═════ Input records ═════

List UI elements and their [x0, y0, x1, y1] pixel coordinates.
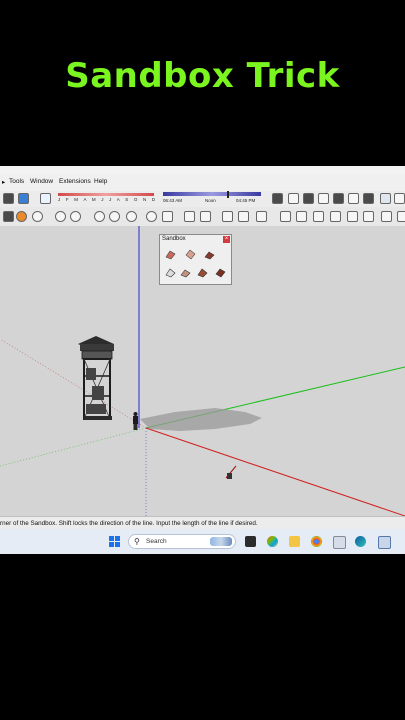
- video-caption: Sandbox Trick: [65, 56, 340, 96]
- windows-taskbar: ⚲ Search: [0, 529, 405, 554]
- cube-icon[interactable]: [318, 193, 329, 204]
- person-figure: [133, 412, 138, 430]
- group-icon[interactable]: [303, 193, 314, 204]
- sketchup-window: ▸ Tools Window Extensions Help J F M A M…: [0, 166, 405, 554]
- flip-edge-icon[interactable]: [381, 211, 392, 222]
- status-bar: rner of the Sandbox. Shift locks the dir…: [0, 516, 405, 530]
- flip-edge-tool-icon[interactable]: [215, 267, 226, 278]
- copilot-icon[interactable]: [267, 536, 278, 547]
- paint-icon[interactable]: [16, 211, 27, 222]
- toolbar-main: [0, 207, 405, 227]
- search-placeholder: Search: [146, 538, 167, 545]
- top-view-icon[interactable]: [238, 211, 249, 222]
- time-end: 04:45 PM: [236, 198, 256, 203]
- tower-shadow: [140, 408, 262, 431]
- rotate-icon[interactable]: [126, 211, 137, 222]
- time-noon: Noon: [205, 198, 216, 203]
- month-labels: J F M A M J J A S O N D: [58, 197, 158, 202]
- from-scratch-icon[interactable]: [185, 249, 196, 260]
- warehouse-icon[interactable]: [333, 193, 344, 204]
- red-axis-dotted: [0, 338, 147, 429]
- drape-icon[interactable]: [347, 211, 358, 222]
- menu-help[interactable]: Help: [94, 178, 107, 185]
- close-icon[interactable]: ×: [223, 236, 230, 243]
- extension-icon[interactable]: [348, 193, 359, 204]
- view-icon[interactable]: [380, 193, 391, 204]
- layers-icon[interactable]: [3, 193, 14, 204]
- page-icon[interactable]: [40, 193, 51, 204]
- front-view-icon[interactable]: [256, 211, 267, 222]
- offset-icon[interactable]: [70, 211, 81, 222]
- menu-extensions[interactable]: Extensions: [59, 178, 91, 185]
- circle-tool-icon[interactable]: [32, 211, 43, 222]
- search-highlight-image: [210, 537, 232, 546]
- taskbar-search[interactable]: ⚲ Search: [128, 534, 236, 549]
- chrome-icon[interactable]: [311, 536, 322, 547]
- follow-me-icon[interactable]: [109, 211, 120, 222]
- scale-icon[interactable]: [146, 211, 157, 222]
- menu-window[interactable]: Window: [30, 178, 53, 185]
- task-view-icon[interactable]: [245, 536, 256, 547]
- iso-view-icon[interactable]: [222, 211, 233, 222]
- time-start: 06:43 AM: [163, 198, 183, 203]
- section-icon[interactable]: [162, 211, 173, 222]
- red-axis: [145, 427, 405, 517]
- menu-arrow-icon[interactable]: ▸: [2, 178, 5, 186]
- shadow-month-slider[interactable]: J F M A M J J A S O N D: [58, 193, 158, 205]
- bucket-icon[interactable]: [18, 193, 29, 204]
- watchtower-model: [78, 336, 114, 420]
- status-message: rner of the Sandbox. Shift locks the dir…: [0, 520, 258, 527]
- shadow-time-slider[interactable]: 06:43 AM Noon 04:45 PM: [163, 191, 261, 206]
- search-icon: ⚲: [134, 537, 140, 546]
- stamp-icon[interactable]: [330, 211, 341, 222]
- windows-start-icon[interactable]: [109, 536, 120, 547]
- orbit-icon[interactable]: [55, 211, 66, 222]
- eraser-icon[interactable]: [3, 211, 14, 222]
- more-icon[interactable]: [394, 193, 405, 204]
- detail-icon[interactable]: [363, 211, 374, 222]
- title-strip: [0, 166, 405, 175]
- green-axis-dotted: [0, 427, 147, 467]
- menu-bar: ▸ Tools Window Extensions Help: [0, 175, 405, 191]
- monitor-icon[interactable]: [333, 536, 346, 549]
- drape-tool-icon[interactable]: [180, 267, 191, 278]
- smoove-tool-icon[interactable]: [204, 249, 215, 260]
- menu-tools[interactable]: Tools: [9, 178, 24, 185]
- from-contours-icon[interactable]: [165, 249, 176, 260]
- sandbox-contours-icon[interactable]: [280, 211, 291, 222]
- sandbox-toolbar-panel[interactable]: Sandbox ×: [159, 234, 232, 285]
- smoove-icon[interactable]: [313, 211, 324, 222]
- file-explorer-icon[interactable]: [289, 536, 300, 547]
- stamp-tool-icon[interactable]: [165, 267, 176, 278]
- sketchup-task-icon[interactable]: [378, 536, 391, 549]
- walk-icon[interactable]: [200, 211, 211, 222]
- pencil-cursor-icon: [225, 465, 237, 479]
- add-detail-icon[interactable]: [197, 267, 208, 278]
- style-icon[interactable]: [363, 193, 374, 204]
- edge-icon[interactable]: [355, 536, 366, 547]
- overflow-icon[interactable]: [397, 211, 405, 222]
- push-pull-icon[interactable]: [94, 211, 105, 222]
- sandbox-panel-title: Sandbox: [162, 236, 186, 242]
- toolbar-top: J F M A M J J A S O N D 06:43 AM Noon 04…: [0, 191, 405, 207]
- component-icon[interactable]: [272, 193, 283, 204]
- sandbox-scratch-icon[interactable]: [296, 211, 307, 222]
- zoom-icon[interactable]: [184, 211, 195, 222]
- box-icon[interactable]: [288, 193, 299, 204]
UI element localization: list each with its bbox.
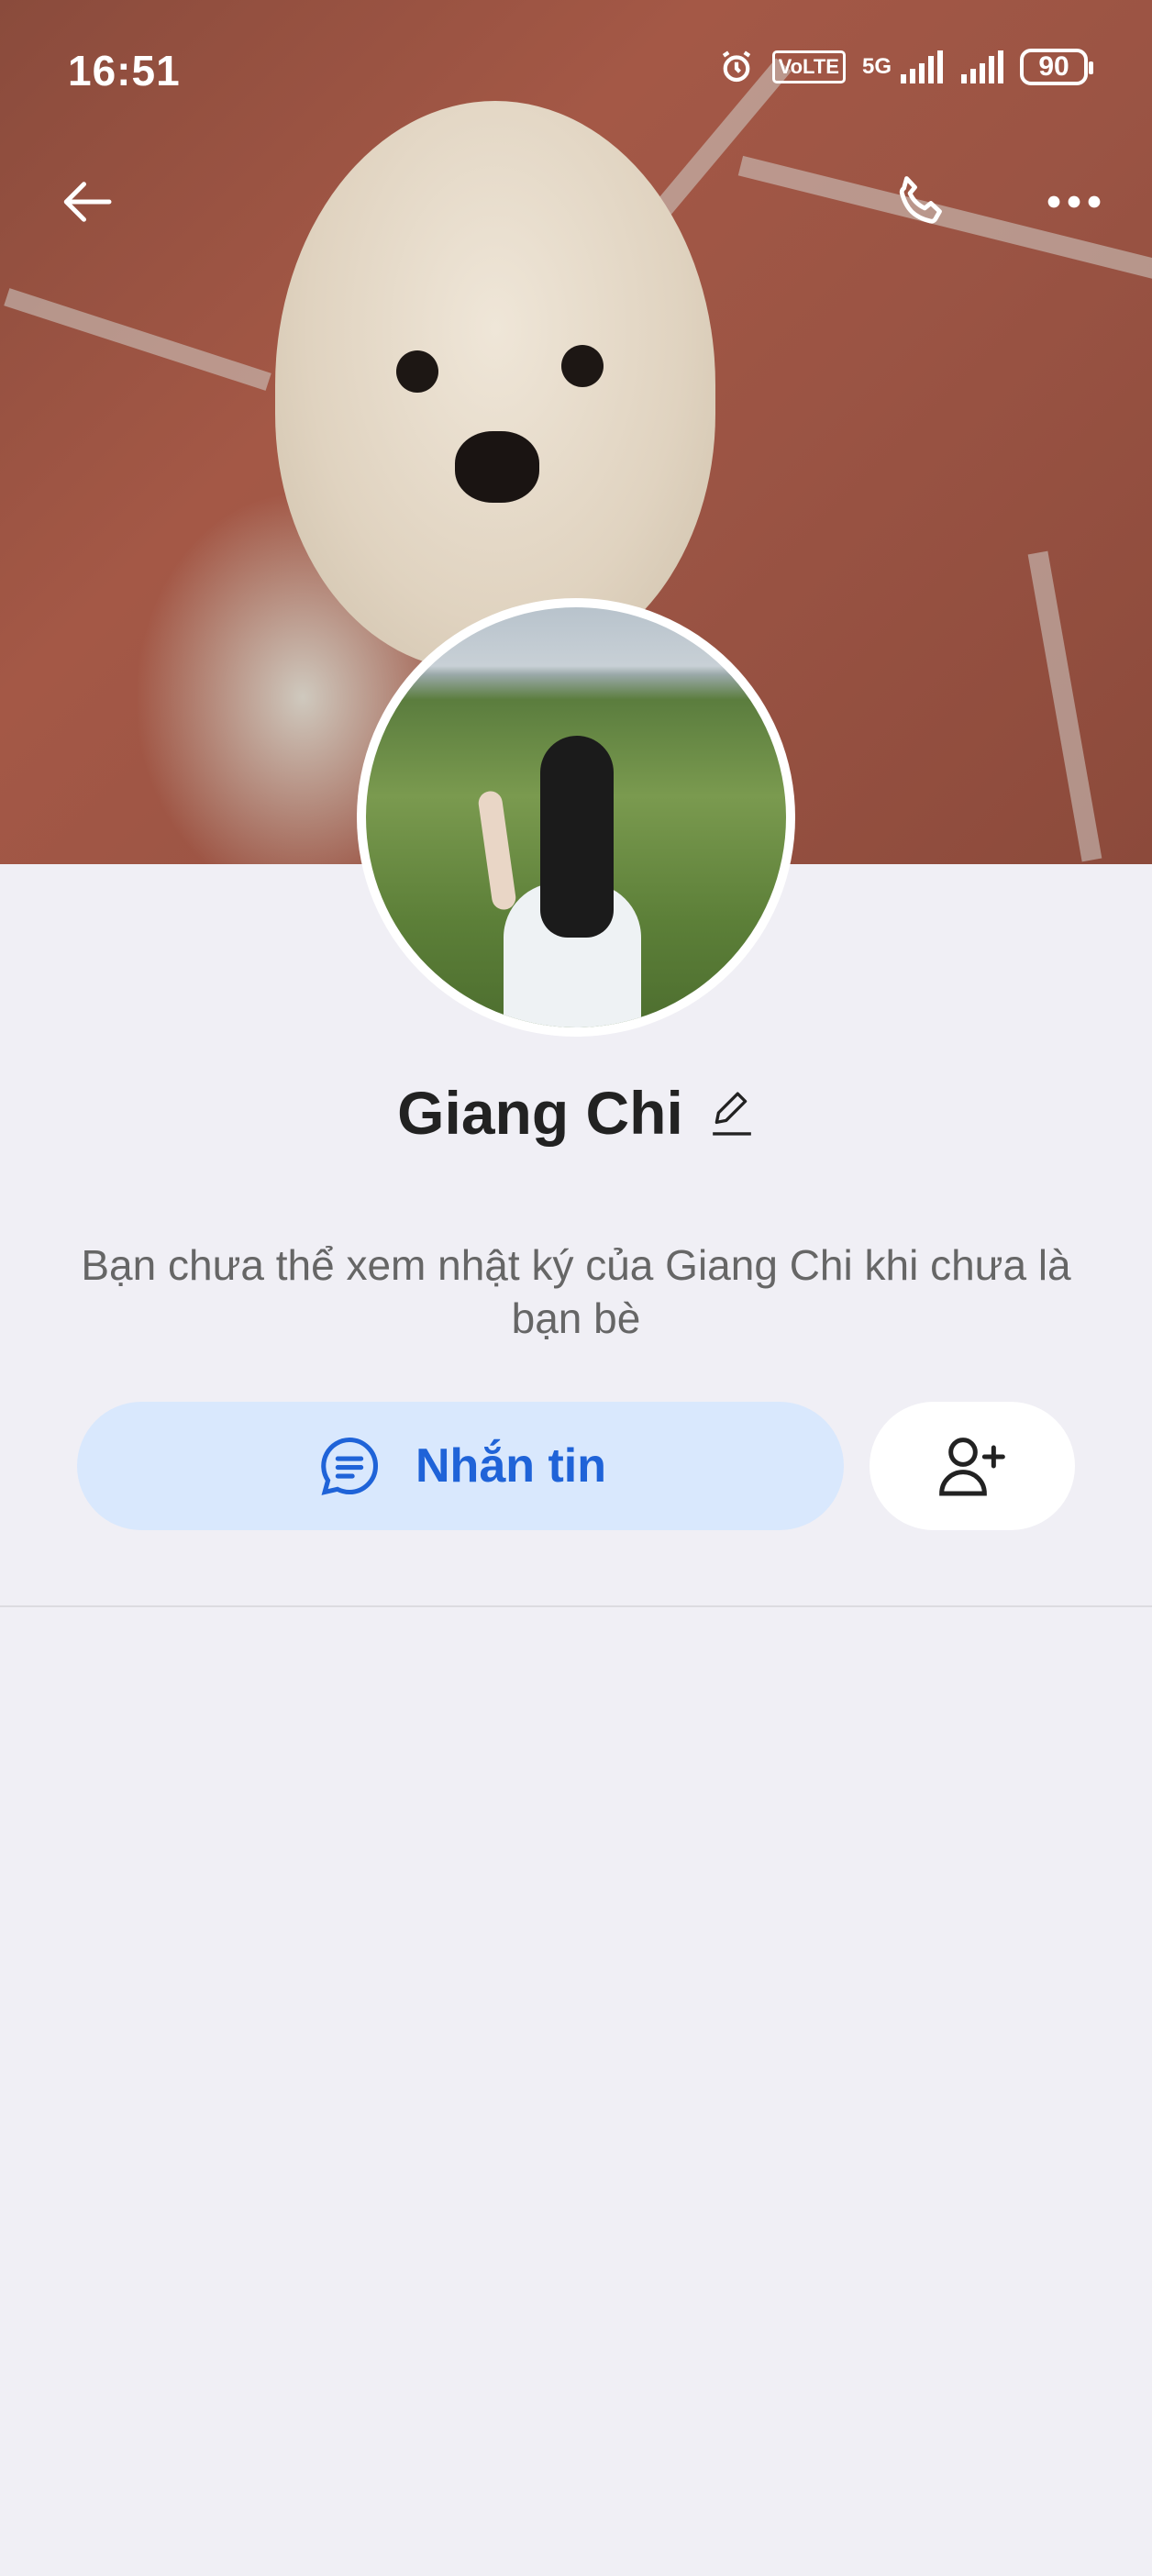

═════

(Directions for this task): Format every line of the entries as a Markdown table with the columns Row and Line, numbering each row and skipping blank lines. Leave the pictures out.

(Task result):
| Row | Line |
|---|---|
| 1 | List UI elements and their [x0, y0, x1, y1] pixel coordinates. |
| 2 | - video-caption: Sandbox Trick: [65, 56, 340, 96] |
| 3 | - windows-taskbar: ⚲ Search: [0, 529, 405, 554] |
| 4 | - cube-icon[interactable]: [318, 193, 329, 204] |
| 5 | - person-figure: [133, 412, 138, 430] |
| 6 | - group-icon[interactable]: [303, 193, 314, 204] |
| 7 | - sketchup-window: ▸ Tools Window Extensions Help J F M A M…: [0, 166, 405, 554] |
| 8 | - flip-edge-icon[interactable]: [381, 211, 392, 222] |
| 9 | - status-bar: rner of the Sandbox. Shift locks the dir…: [0, 516, 405, 530] |
| 10 | - flip-edge-tool-icon[interactable]: [215, 267, 226, 278] |
| 11 | - copilot-icon[interactable]: [267, 536, 278, 547] |
| 12 | - paint-icon[interactable]: [16, 211, 27, 222] |
| 13 | - toolbar-main: [0, 207, 405, 227] |
| 14 | - search-placeholder: Search: [146, 538, 167, 545] |
| 15 | - top-view-icon[interactable]: [238, 211, 249, 222] |
| 16 | - time-end: 04:45 PM: [236, 198, 256, 203] |
| 17 | - tower-shadow: [140, 408, 262, 431] |
| 18 | - rotate-icon[interactable]: [126, 211, 137, 222] |
| 19 | - time-noon: Noon: [205, 198, 216, 203] |
| 20 | - month-labels: J F M A M J J A S O N D: [58, 197, 158, 202] |
| 21 | - from-scratch-icon[interactable]: [185, 249, 196, 260] |
| 22 | - warehouse-icon[interactable]: [333, 193, 344, 204] |
| 23 | - red-axis-dotted: [0, 338, 147, 429] |
| 24 | - drape-icon[interactable]: [347, 211, 358, 222] |
| 25 | - menu-help[interactable]: Help: [94, 178, 107, 185] |
| 26 | - close-icon[interactable]: ×: [223, 236, 230, 243] |
| 27 | - extension-icon[interactable]: [348, 193, 359, 204] |
| 28 | - view-icon[interactable]: [380, 193, 391, 204] |
| 29 | - layers-icon[interactable]: [3, 193, 14, 204] |
| 30 | - page-icon[interactable]: [40, 193, 51, 204] |
| 31 | - front-view-icon[interactable]: [256, 211, 267, 222] |
| 32 | - offset-icon[interactable]: [70, 211, 81, 222] |
| 33 | - menu-extensions[interactable]: Extensions: [59, 178, 91, 185] |
| 34 | - circle-tool-icon[interactable]: [32, 211, 43, 222] |
| 35 | - search-highlight-image: [210, 537, 232, 546] |
| 36 | - taskbar-search[interactable]: ⚲ Search: [128, 534, 236, 549] |
| 37 | - chrome-icon[interactable]: [311, 536, 322, 547] |
| 38 | - follow-me-icon[interactable]: [109, 211, 120, 222] |
| 39 | - scale-icon[interactable]: [146, 211, 157, 222] |
| 40 | - menu-window[interactable]: Window: [30, 178, 53, 185] |
| 41 | - task-view-icon[interactable]: [245, 536, 256, 547] |
| 42 | - iso-view-icon[interactable]: [222, 211, 233, 222] |
| 43 | - time-start: 06:43 AM: [163, 198, 183, 203] |
| 44 | - section-icon[interactable]: [162, 211, 173, 222] |
| 45 | - red-axis: [145, 427, 405, 517] |
| 46 | - menu-arrow-icon[interactable]: ▸: [2, 178, 5, 186] |
| 47 | - shadow-month-slider[interactable]: J F M A M J J A S O N D: [58, 193, 158, 205] |
| 48 | - bucket-icon[interactable]: [18, 193, 29, 204] |
| 49 | - watchtower-model: [78, 336, 114, 420] |
| 50 | - status-message: rner of the Sandbox. Shift locks the dir…: [0, 520, 258, 527] |
| 51 | - shadow-time-slider[interactable]: 06:43 AM Noon 04:45 PM: [163, 191, 261, 206] |
| 52 | - search-icon: ⚲: [134, 537, 140, 546] |
| 53 | - stamp-icon[interactable]: [330, 211, 341, 222] |
| 54 | - windows-start-icon[interactable]: [109, 536, 120, 547] |
| 55 | - orbit-icon[interactable]: [55, 211, 66, 222] |
| 56 | - eraser-icon[interactable]: [3, 211, 14, 222] |
| 57 | - more-icon[interactable]: [394, 193, 405, 204] |
| 58 | - detail-icon[interactable]: [363, 211, 374, 222] |
| 59 | - title-strip: [0, 166, 405, 175] |
| 60 | - green-axis-dotted: [0, 427, 147, 467] |
| 61 | - menu-bar: ▸ Tools Window Extensions Help: [0, 175, 405, 191] |
| 62 | - monitor-icon[interactable]: [333, 536, 346, 549] |
| 63 | - drape-tool-icon[interactable]: [180, 267, 191, 278] |
| 64 | - smoove-tool-icon[interactable]: [204, 249, 215, 260] |
| 65 | - menu-tools[interactable]: Tools: [9, 178, 24, 185] |
| 66 | - from-contours-icon[interactable]: [165, 249, 176, 260] |
| 67 | - sandbox-contours-icon[interactable]: [280, 211, 291, 222] |
| 68 | - sandbox-toolbar-panel[interactable]: Sandbox ×: [159, 234, 232, 285] |
| 69 | - smoove-icon[interactable]: [313, 211, 324, 222] |
| 70 | - file-explorer-icon[interactable]: [289, 536, 300, 547] |
| 71 | - stamp-tool-icon[interactable]: [165, 267, 176, 278] |
| 72 | - sketchup-task-icon[interactable]: [378, 536, 391, 549] |
| 73 | - walk-icon[interactable]: [200, 211, 211, 222] |
| 74 | - pencil-cursor-icon: [225, 465, 237, 479] |
| 75 | - add-detail-icon[interactable]: [197, 267, 208, 278] |
| 76 | - style-icon[interactable]: [363, 193, 374, 204] |
| 77 | - edge-icon[interactable]: [355, 536, 366, 547] |
| 78 | - overflow-icon[interactable]: [397, 211, 405, 222] |
| 79 | - push-pull-icon[interactable]: [94, 211, 105, 222] |
| 80 | - sandbox-panel-title: Sandbox: [162, 236, 186, 242] |
| 81 | - toolbar-top: J F M A M J J A S O N D 06:43 AM Noon 04…: [0, 191, 405, 207] |
| 82 | - component-icon[interactable]: [272, 193, 283, 204] |
| 83 | - sandbox-scratch-icon[interactable]: [296, 211, 307, 222] |
| 84 | - zoom-icon[interactable]: [184, 211, 195, 222] |
| 85 | - box-icon[interactable]: [288, 193, 299, 204] |
| 86 | UI element localization: list each with its bbox. |